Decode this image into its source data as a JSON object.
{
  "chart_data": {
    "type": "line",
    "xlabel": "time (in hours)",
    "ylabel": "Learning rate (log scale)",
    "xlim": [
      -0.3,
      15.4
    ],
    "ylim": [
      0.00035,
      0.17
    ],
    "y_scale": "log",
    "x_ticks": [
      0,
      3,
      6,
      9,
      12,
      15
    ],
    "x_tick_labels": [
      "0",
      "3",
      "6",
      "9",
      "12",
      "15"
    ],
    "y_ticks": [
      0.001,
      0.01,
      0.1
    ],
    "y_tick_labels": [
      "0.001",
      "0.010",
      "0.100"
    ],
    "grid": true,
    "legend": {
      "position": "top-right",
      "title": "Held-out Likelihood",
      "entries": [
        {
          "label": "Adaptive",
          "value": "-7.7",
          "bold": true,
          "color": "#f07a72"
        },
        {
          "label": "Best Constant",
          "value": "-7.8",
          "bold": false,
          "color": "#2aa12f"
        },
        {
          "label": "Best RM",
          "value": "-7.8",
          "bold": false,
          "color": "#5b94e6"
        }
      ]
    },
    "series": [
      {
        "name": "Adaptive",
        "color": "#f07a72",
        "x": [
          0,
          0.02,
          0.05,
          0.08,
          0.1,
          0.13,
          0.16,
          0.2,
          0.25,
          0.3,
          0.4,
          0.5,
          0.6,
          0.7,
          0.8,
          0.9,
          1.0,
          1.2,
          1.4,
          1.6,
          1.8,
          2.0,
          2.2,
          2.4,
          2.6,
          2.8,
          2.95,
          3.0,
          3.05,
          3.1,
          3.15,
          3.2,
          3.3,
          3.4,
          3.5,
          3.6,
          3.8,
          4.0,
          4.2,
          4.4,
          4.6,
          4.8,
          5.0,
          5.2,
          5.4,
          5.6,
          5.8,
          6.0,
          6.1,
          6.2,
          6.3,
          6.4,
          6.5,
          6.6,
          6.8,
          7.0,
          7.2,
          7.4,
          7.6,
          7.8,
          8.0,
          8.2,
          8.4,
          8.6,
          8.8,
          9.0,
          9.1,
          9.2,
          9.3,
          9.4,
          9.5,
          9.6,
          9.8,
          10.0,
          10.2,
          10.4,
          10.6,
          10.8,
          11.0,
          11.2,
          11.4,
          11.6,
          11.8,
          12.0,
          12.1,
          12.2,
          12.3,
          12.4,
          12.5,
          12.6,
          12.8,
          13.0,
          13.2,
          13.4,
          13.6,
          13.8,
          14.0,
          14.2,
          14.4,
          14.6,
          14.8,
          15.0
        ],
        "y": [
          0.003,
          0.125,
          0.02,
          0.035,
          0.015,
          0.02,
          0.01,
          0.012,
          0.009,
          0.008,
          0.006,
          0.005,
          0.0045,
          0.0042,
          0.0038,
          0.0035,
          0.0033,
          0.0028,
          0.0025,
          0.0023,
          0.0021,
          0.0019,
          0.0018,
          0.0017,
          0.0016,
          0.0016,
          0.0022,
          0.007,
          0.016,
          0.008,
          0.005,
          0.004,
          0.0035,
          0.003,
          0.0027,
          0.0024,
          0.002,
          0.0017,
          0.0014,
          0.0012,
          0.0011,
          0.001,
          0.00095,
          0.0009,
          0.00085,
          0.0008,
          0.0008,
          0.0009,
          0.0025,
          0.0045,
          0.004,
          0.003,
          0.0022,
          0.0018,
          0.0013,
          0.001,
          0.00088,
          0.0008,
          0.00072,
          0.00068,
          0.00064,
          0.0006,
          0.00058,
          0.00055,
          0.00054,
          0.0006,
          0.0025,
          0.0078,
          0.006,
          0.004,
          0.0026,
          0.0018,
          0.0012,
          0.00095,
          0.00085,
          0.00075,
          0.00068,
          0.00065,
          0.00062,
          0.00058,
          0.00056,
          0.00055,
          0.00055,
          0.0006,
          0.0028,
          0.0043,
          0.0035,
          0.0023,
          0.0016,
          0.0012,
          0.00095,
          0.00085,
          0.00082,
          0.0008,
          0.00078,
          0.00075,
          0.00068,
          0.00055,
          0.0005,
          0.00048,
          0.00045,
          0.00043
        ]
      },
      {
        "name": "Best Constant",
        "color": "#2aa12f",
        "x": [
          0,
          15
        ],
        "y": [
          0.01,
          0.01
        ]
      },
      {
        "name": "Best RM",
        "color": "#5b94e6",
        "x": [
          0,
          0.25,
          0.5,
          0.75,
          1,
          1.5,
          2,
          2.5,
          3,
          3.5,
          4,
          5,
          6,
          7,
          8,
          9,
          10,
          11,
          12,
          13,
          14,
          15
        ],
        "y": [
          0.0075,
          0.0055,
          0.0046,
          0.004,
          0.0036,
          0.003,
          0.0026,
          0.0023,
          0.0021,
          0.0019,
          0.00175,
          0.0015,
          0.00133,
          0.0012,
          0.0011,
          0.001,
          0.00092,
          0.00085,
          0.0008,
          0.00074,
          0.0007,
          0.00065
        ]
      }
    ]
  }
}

□ □ □

=== Goal of the exercise ===
Each line of the material above must be retyped precisely.

=== Exercise response ===
Decode this image into its source data as a JSON object.
{
  "chart_data": {
    "type": "line",
    "xlabel": "time (in hours)",
    "ylabel": "Learning rate (log scale)",
    "xlim": [
      -0.3,
      15.4
    ],
    "ylim": [
      0.00035,
      0.17
    ],
    "y_scale": "log",
    "x_ticks": [
      0,
      3,
      6,
      9,
      12,
      15
    ],
    "x_tick_labels": [
      "0",
      "3",
      "6",
      "9",
      "12",
      "15"
    ],
    "y_ticks": [
      0.001,
      0.01,
      0.1
    ],
    "y_tick_labels": [
      "0.001",
      "0.010",
      "0.100"
    ],
    "grid": true,
    "legend": {
      "position": "top-right",
      "title": "Held-out Likelihood",
      "entries": [
        {
          "label": "Adaptive",
          "value": "-7.7",
          "bold": true,
          "color": "#f07a72"
        },
        {
          "label": "Best Constant",
          "value": "-7.8",
          "bold": false,
          "color": "#2aa12f"
        },
        {
          "label": "Best RM",
          "value": "-7.8",
          "bold": false,
          "color": "#5b94e6"
        }
      ]
    },
    "series": [
      {
        "name": "Adaptive",
        "color": "#f07a72",
        "x": [
          0,
          0.02,
          0.05,
          0.08,
          0.1,
          0.13,
          0.16,
          0.2,
          0.25,
          0.3,
          0.4,
          0.5,
          0.6,
          0.7,
          0.8,
          0.9,
          1.0,
          1.2,
          1.4,
          1.6,
          1.8,
          2.0,
          2.2,
          2.4,
          2.6,
          2.8,
          2.95,
          3.0,
          3.05,
          3.1,
          3.15,
          3.2,
          3.3,
          3.4,
          3.5,
          3.6,
          3.8,
          4.0,
          4.2,
          4.4,
          4.6,
          4.8,
          5.0,
          5.2,
          5.4,
          5.6,
          5.8,
          6.0,
          6.1,
          6.2,
          6.3,
          6.4,
          6.5,
          6.6,
          6.8,
          7.0,
          7.2,
          7.4,
          7.6,
          7.8,
          8.0,
          8.2,
          8.4,
          8.6,
          8.8,
          9.0,
          9.1,
          9.2,
          9.3,
          9.4,
          9.5,
          9.6,
          9.8,
          10.0,
          10.2,
          10.4,
          10.6,
          10.8,
          11.0,
          11.2,
          11.4,
          11.6,
          11.8,
          12.0,
          12.1,
          12.2,
          12.3,
          12.4,
          12.5,
          12.6,
          12.8,
          13.0,
          13.2,
          13.4,
          13.6,
          13.8,
          14.0,
          14.2,
          14.4,
          14.6,
          14.8,
          15.0
        ],
        "y": [
          0.003,
          0.125,
          0.02,
          0.035,
          0.015,
          0.02,
          0.01,
          0.012,
          0.009,
          0.008,
          0.006,
          0.005,
          0.0045,
          0.0042,
          0.0038,
          0.0035,
          0.0033,
          0.0028,
          0.0025,
          0.0023,
          0.0021,
          0.0019,
          0.0018,
          0.0017,
          0.0016,
          0.0016,
          0.0022,
          0.007,
          0.016,
          0.008,
          0.005,
          0.004,
          0.0035,
          0.003,
          0.0027,
          0.0024,
          0.002,
          0.0017,
          0.0014,
          0.0012,
          0.0011,
          0.001,
          0.00095,
          0.0009,
          0.00085,
          0.0008,
          0.0008,
          0.0009,
          0.0025,
          0.0045,
          0.004,
          0.003,
          0.0022,
          0.0018,
          0.0013,
          0.001,
          0.00088,
          0.0008,
          0.00072,
          0.00068,
          0.00064,
          0.0006,
          0.00058,
          0.00055,
          0.00054,
          0.0006,
          0.0025,
          0.0078,
          0.006,
          0.004,
          0.0026,
          0.0018,
          0.0012,
          0.00095,
          0.00085,
          0.00075,
          0.00068,
          0.00065,
          0.00062,
          0.00058,
          0.00056,
          0.00055,
          0.00055,
          0.0006,
          0.0028,
          0.0043,
          0.0035,
          0.0023,
          0.0016,
          0.0012,
          0.00095,
          0.00085,
          0.00082,
          0.0008,
          0.00078,
          0.00075,
          0.00068,
          0.00055,
          0.0005,
          0.00048,
          0.00045,
          0.00043
        ]
      },
      {
        "name": "Best Constant",
        "color": "#2aa12f",
        "x": [
          0,
          15
        ],
        "y": [
          0.01,
          0.01
        ]
      },
      {
        "name": "Best RM",
        "color": "#5b94e6",
        "x": [
          0,
          0.25,
          0.5,
          0.75,
          1,
          1.5,
          2,
          2.5,
          3,
          3.5,
          4,
          5,
          6,
          7,
          8,
          9,
          10,
          11,
          12,
          13,
          14,
          15
        ],
        "y": [
          0.0075,
          0.0055,
          0.0046,
          0.004,
          0.0036,
          0.003,
          0.0026,
          0.0023,
          0.0021,
          0.0019,
          0.00175,
          0.0015,
          0.00133,
          0.0012,
          0.0011,
          0.001,
          0.00092,
          0.00085,
          0.0008,
          0.00074,
          0.0007,
          0.00065
        ]
      }
    ]
  }
}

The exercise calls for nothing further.